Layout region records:
________
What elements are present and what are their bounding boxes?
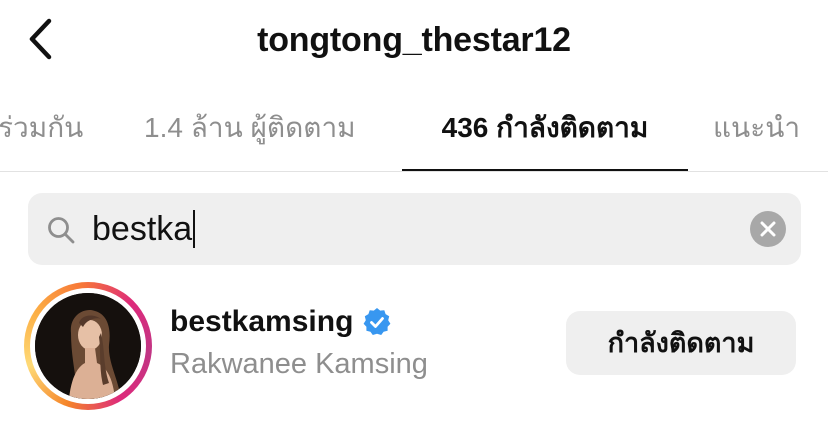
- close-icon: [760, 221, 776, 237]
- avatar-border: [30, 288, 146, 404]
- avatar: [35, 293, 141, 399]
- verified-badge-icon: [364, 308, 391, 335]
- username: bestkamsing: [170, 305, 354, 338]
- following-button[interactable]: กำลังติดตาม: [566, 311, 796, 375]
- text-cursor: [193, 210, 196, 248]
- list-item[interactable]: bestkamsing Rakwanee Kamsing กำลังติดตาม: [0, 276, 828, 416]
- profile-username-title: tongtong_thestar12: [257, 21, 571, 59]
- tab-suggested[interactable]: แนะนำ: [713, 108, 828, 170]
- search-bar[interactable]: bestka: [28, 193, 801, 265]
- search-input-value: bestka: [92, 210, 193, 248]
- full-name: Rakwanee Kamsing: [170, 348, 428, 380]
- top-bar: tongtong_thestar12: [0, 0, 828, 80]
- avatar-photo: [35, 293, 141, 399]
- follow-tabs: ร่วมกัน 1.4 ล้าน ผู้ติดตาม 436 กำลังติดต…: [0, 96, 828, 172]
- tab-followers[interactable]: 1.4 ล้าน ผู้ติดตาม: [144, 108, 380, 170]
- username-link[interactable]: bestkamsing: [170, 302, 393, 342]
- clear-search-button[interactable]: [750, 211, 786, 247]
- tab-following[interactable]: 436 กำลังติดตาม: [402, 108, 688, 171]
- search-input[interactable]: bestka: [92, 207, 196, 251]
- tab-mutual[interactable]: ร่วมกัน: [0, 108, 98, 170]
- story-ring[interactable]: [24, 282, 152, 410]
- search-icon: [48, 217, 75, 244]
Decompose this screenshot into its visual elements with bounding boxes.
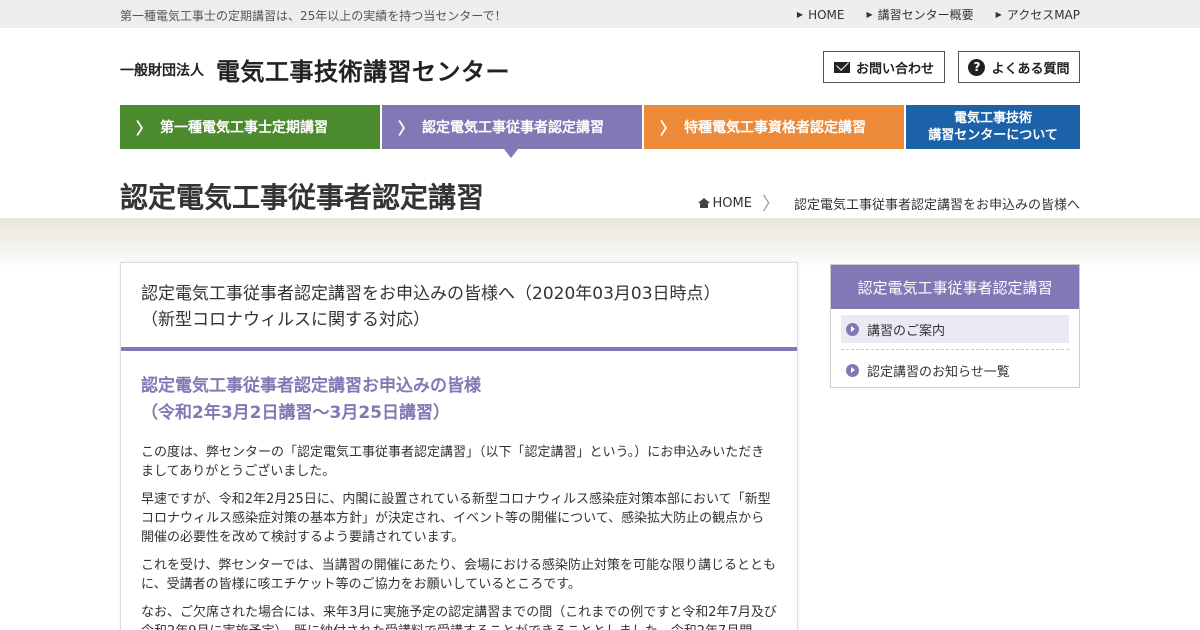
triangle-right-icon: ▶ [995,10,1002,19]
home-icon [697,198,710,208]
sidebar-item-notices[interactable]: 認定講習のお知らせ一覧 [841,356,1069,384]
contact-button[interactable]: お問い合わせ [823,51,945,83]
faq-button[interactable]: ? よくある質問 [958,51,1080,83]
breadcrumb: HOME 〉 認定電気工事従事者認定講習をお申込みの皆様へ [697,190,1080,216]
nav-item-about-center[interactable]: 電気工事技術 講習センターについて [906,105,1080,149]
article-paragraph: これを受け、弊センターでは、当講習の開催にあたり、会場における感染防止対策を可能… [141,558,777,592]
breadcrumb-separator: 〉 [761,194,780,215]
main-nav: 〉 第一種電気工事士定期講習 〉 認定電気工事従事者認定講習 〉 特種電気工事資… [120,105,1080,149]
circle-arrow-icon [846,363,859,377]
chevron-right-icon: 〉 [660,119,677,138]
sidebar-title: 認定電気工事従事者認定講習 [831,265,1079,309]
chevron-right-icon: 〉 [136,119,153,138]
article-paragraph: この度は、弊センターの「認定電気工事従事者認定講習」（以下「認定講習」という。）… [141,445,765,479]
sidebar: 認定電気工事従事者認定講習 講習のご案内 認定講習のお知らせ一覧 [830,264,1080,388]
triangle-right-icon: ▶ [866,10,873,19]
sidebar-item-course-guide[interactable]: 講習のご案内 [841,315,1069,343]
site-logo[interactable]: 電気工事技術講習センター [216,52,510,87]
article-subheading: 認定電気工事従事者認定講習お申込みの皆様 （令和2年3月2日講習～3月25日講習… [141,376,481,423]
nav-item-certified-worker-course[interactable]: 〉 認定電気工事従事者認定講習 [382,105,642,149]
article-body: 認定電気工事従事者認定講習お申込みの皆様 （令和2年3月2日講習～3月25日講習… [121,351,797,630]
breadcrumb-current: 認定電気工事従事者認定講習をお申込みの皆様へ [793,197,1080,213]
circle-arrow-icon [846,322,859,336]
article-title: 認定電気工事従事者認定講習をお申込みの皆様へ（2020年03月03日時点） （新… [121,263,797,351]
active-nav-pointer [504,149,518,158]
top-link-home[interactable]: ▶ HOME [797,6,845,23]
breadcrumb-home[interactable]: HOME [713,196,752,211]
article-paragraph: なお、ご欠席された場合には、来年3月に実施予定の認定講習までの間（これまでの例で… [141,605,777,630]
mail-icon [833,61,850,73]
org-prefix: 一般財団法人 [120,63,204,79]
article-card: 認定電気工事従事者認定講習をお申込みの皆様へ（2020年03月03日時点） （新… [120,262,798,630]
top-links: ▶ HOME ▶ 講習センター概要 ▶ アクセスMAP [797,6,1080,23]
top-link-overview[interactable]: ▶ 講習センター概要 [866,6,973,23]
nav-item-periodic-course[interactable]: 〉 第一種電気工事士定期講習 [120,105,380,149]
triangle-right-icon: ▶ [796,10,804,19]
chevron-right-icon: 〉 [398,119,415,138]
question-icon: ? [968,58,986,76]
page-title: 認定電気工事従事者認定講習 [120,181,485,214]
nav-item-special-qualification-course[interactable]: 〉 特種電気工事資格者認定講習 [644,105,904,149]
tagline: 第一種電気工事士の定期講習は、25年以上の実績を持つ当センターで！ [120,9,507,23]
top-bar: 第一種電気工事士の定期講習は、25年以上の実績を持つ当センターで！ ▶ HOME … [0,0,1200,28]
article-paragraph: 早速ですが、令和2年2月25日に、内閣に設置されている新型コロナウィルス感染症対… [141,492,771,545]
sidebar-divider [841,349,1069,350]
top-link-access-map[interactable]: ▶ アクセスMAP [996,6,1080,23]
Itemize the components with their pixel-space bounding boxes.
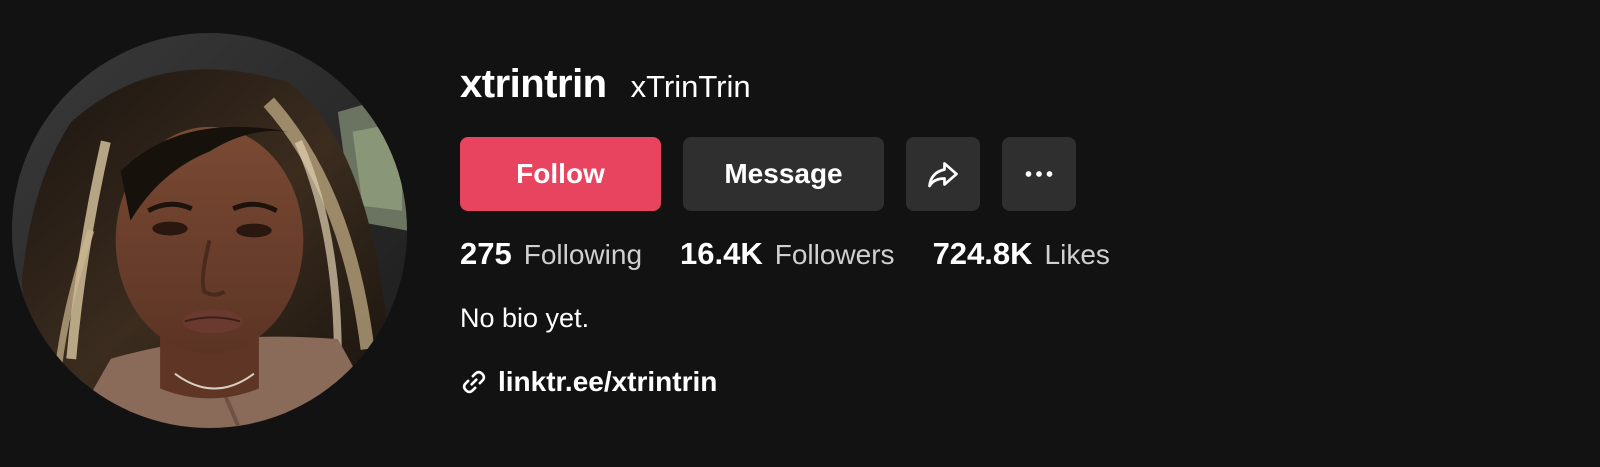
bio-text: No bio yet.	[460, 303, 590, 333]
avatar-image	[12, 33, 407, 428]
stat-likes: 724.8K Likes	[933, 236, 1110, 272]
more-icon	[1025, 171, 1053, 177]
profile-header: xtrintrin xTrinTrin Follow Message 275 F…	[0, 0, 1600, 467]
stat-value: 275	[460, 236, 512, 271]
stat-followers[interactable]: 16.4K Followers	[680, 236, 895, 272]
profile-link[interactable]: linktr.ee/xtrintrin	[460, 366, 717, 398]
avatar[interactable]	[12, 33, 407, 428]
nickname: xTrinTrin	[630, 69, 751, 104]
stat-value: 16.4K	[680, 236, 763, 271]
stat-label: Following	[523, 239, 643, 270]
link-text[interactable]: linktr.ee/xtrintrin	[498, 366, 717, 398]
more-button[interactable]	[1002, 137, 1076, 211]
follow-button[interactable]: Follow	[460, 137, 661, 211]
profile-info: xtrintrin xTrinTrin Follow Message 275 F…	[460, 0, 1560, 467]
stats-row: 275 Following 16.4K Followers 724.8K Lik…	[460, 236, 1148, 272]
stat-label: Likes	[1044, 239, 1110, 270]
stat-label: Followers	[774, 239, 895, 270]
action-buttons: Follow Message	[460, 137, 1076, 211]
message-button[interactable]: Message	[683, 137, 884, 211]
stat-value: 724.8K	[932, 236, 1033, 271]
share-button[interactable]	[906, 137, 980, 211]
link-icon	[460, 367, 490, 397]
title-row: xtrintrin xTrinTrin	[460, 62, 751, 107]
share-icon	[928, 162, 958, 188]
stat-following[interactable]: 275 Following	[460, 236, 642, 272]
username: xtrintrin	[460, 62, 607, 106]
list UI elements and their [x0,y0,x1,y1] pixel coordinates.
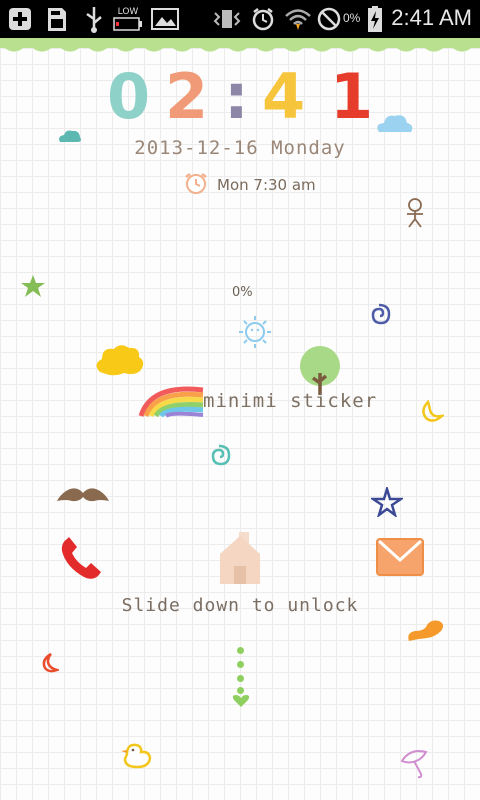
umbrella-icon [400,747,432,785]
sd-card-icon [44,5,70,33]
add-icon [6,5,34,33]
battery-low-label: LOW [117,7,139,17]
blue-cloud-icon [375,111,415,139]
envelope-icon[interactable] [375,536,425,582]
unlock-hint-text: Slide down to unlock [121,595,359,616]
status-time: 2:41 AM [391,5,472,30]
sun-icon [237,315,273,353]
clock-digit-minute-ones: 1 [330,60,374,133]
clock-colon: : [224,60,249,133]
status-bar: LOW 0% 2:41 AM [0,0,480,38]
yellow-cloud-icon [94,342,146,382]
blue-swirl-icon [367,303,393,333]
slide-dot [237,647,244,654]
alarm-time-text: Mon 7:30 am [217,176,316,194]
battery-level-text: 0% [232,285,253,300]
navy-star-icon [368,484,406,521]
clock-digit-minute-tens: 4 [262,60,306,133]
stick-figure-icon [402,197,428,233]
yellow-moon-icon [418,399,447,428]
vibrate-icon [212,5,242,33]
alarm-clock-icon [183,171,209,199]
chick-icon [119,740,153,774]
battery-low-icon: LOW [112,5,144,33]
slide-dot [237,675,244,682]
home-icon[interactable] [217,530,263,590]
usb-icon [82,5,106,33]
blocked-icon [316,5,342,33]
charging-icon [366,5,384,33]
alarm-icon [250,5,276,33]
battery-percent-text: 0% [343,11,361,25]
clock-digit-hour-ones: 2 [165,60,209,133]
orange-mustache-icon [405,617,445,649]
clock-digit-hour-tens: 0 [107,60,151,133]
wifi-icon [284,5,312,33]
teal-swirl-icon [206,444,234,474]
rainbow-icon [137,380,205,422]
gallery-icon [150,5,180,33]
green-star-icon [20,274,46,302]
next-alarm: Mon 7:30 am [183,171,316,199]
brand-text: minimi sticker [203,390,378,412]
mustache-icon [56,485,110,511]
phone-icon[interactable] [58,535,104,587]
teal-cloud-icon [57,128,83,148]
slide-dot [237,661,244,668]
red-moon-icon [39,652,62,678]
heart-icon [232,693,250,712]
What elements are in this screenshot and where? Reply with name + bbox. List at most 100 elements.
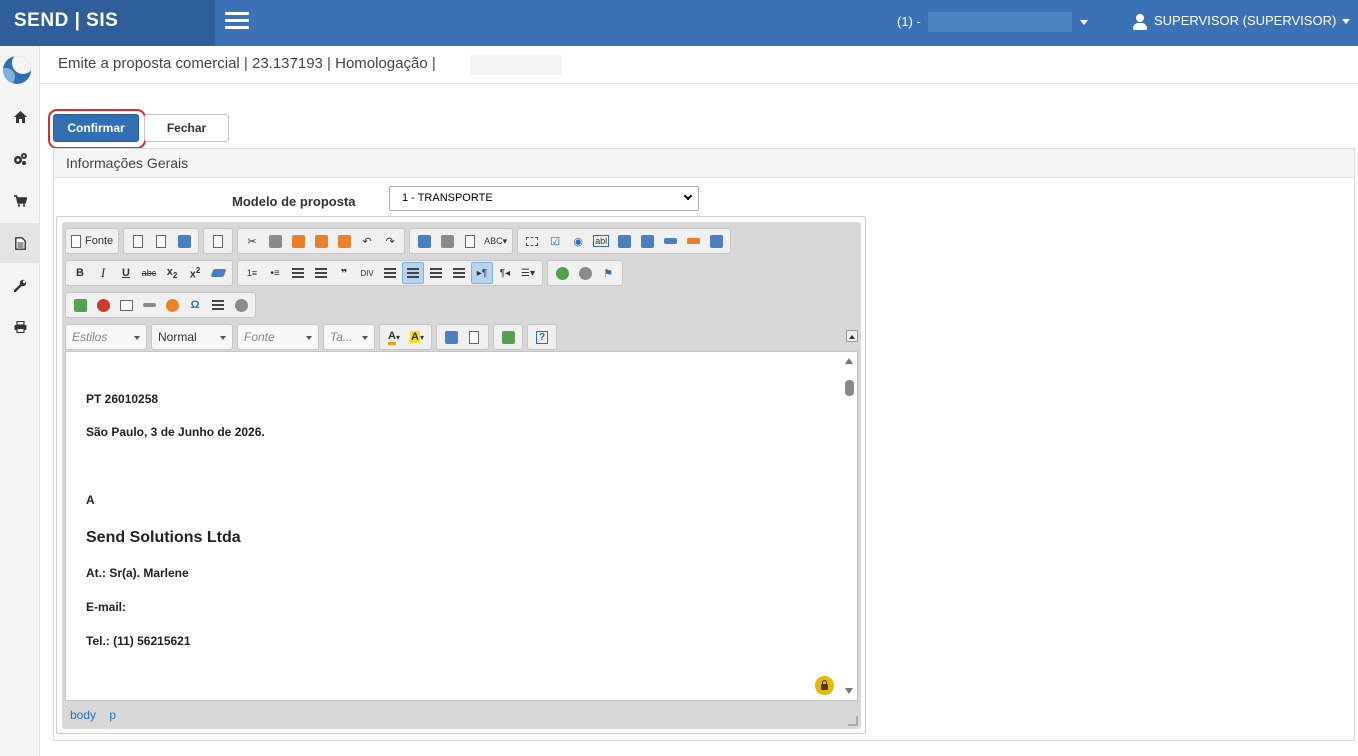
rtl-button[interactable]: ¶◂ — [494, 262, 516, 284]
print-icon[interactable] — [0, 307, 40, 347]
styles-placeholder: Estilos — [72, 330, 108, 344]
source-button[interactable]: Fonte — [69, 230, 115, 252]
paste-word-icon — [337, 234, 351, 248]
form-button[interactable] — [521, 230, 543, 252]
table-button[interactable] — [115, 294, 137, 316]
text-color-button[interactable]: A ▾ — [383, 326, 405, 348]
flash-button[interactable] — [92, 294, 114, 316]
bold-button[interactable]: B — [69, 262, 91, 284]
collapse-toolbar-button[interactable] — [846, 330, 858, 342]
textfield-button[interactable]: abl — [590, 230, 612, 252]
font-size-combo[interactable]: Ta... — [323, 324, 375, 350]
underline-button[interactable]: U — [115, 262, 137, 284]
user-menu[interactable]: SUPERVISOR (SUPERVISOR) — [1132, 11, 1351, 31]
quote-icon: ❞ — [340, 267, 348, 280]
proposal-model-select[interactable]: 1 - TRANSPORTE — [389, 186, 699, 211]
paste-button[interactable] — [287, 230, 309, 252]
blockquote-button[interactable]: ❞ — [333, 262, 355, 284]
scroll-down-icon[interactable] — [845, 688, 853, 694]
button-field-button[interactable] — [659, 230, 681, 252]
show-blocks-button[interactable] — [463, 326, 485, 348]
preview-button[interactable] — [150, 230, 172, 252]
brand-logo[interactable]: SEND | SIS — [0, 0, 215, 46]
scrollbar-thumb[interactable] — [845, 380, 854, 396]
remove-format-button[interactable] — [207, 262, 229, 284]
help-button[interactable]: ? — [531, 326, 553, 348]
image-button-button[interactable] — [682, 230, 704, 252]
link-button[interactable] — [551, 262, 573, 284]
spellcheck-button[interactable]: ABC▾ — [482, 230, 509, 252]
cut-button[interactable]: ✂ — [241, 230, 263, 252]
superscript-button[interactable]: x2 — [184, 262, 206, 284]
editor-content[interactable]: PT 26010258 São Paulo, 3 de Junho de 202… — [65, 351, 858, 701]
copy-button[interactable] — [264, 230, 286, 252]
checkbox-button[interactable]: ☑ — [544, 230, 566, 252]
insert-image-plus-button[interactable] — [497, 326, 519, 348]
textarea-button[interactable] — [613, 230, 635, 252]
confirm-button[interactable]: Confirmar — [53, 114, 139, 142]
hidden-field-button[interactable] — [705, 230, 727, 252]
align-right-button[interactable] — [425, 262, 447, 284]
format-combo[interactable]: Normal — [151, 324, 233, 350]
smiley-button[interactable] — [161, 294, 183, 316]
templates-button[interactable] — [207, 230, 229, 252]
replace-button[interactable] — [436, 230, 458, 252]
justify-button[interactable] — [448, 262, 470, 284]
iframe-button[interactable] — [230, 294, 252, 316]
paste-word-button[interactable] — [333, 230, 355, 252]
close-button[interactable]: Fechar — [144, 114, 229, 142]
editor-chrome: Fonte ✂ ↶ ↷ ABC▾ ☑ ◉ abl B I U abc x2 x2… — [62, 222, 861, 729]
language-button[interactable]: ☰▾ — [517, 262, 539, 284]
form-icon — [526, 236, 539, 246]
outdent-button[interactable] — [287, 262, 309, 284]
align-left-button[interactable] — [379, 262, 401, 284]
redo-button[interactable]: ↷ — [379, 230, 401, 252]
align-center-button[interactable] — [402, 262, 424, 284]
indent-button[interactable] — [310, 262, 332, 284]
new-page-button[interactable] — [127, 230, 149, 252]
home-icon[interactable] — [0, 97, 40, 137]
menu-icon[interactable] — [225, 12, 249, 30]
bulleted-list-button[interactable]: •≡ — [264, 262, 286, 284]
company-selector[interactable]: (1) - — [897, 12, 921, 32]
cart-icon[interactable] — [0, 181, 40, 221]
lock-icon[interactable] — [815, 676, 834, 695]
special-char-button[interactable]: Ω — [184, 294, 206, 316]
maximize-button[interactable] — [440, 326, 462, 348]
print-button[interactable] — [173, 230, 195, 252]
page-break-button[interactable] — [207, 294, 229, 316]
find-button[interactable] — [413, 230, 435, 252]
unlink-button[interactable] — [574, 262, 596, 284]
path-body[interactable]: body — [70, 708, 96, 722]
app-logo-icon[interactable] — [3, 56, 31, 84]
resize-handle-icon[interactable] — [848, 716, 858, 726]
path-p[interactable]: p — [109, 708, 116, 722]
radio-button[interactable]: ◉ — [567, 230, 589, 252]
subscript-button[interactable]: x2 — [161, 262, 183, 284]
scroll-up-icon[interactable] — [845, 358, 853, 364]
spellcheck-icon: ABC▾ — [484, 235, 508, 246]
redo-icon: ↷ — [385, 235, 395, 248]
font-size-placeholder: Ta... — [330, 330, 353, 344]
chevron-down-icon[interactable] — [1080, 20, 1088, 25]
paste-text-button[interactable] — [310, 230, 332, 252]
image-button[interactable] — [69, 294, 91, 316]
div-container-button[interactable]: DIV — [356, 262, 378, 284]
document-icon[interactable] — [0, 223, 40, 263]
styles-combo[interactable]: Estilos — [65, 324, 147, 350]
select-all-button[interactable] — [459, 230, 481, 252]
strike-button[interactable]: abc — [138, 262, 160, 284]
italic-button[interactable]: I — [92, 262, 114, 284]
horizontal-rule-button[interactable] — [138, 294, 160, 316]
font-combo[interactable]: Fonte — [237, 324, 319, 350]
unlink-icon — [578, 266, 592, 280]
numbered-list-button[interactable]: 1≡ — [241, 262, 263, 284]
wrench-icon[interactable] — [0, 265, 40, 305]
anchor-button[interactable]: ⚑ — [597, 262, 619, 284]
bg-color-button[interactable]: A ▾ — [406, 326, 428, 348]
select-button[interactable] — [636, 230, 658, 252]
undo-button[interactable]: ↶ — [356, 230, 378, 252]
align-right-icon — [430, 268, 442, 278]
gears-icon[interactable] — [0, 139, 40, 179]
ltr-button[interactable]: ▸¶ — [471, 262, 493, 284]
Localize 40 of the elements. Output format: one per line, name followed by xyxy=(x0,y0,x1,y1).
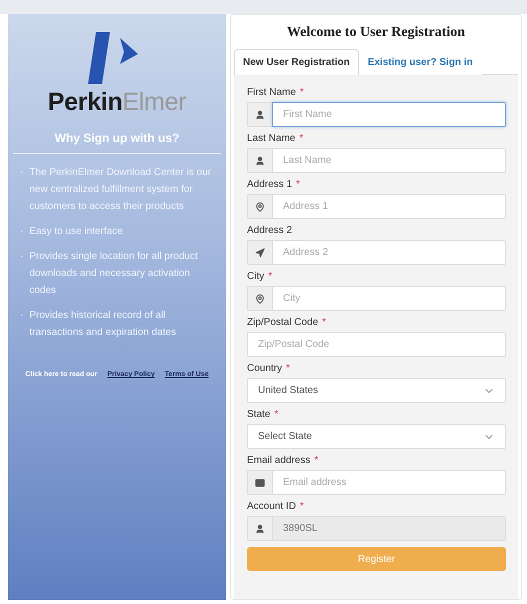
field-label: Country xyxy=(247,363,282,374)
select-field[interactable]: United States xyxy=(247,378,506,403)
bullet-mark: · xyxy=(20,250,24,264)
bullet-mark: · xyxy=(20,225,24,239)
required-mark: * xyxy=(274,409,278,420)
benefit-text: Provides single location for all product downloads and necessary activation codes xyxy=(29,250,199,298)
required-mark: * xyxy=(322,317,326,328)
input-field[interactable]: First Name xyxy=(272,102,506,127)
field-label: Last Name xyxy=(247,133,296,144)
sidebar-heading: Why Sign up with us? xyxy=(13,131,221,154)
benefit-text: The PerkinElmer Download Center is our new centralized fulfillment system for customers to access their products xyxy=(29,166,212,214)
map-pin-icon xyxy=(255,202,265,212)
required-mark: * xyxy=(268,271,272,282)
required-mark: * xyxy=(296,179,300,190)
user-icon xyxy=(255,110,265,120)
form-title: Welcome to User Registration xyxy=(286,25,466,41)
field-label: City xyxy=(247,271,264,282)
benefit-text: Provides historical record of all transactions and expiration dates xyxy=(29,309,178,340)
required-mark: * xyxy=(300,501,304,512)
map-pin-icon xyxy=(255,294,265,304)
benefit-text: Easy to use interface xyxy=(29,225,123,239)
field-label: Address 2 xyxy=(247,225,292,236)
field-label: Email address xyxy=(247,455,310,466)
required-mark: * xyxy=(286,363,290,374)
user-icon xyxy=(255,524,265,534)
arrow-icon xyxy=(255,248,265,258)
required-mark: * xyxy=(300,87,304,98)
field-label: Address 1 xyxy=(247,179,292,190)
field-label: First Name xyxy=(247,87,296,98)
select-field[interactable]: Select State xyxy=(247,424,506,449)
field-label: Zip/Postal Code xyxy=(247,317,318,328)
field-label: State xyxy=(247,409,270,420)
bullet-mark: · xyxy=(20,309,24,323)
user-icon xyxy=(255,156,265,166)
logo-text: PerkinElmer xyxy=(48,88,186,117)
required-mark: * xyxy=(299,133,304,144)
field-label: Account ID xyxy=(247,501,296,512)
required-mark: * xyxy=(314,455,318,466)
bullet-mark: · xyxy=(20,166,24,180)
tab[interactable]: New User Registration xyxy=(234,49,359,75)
________
Extract every line of the records that contains the string "Estilos", counting only matches with the same capitalization.

* **FINAL RESULT**
styles-placeholder: Estilos — [72, 330, 108, 344]
styles-combo[interactable]: Estilos — [65, 324, 147, 350]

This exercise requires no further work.